[Begin RAW DATA]

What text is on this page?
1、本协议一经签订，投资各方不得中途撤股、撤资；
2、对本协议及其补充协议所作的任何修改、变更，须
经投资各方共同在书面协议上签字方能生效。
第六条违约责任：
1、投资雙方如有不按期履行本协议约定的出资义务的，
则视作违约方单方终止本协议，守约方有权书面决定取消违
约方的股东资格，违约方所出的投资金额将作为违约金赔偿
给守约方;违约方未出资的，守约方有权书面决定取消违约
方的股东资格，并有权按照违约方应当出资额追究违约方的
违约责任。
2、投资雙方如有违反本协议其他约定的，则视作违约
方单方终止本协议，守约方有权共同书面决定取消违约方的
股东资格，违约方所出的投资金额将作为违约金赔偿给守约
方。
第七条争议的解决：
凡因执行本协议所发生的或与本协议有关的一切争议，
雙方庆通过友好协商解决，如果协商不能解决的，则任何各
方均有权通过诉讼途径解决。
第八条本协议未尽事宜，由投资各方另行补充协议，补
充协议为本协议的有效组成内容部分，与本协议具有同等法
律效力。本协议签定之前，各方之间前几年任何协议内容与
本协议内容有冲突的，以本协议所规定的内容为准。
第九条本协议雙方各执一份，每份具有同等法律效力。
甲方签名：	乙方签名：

[End RAW DATA]

* STATED PROBLEM *
Reproduce all of the material above word for word.

* FULL ANSWER *
What text is on this page?
1、本协议一经签订，投资各方不得中途撤股、撤资；
2、对本协议及其补充协议所作的任何修改、变更，须
经投资各方共同在书面协议上签字方能生效。
第六条违约责任：
1、投资雙方如有不按期履行本协议约定的出资义务的，
则视作违约方单方终止本协议，守约方有权书面决定取消违
约方的股东资格，违约方所出的投资金额将作为违约金赔偿
给守约方;违约方未出资的，守约方有权书面决定取消违约
方的股东资格，并有权按照违约方应当出资额追究违约方的
违约责任。
2、投资雙方如有违反本协议其他约定的，则视作违约
方单方终止本协议，守约方有权共同书面决定取消违约方的
股东资格，违约方所出的投资金额将作为违约金赔偿给守约
方。
第七条争议的解决：
凡因执行本协议所发生的或与本协议有关的一切争议，
雙方庆通过友好协商解决，如果协商不能解决的，则任何各
方均有权通过诉讼途径解决。
第八条本协议未尽事宜，由投资各方另行补充协议，补
充协议为本协议的有效组成内容部分，与本协议具有同等法
律效力。本协议签定之前，各方之间前几年任何协议内容与
本协议内容有冲突的，以本协议所规定的内容为准。
第九条本协议雙方各执一份，每份具有同等法律效力。
甲方签名：	乙方签名：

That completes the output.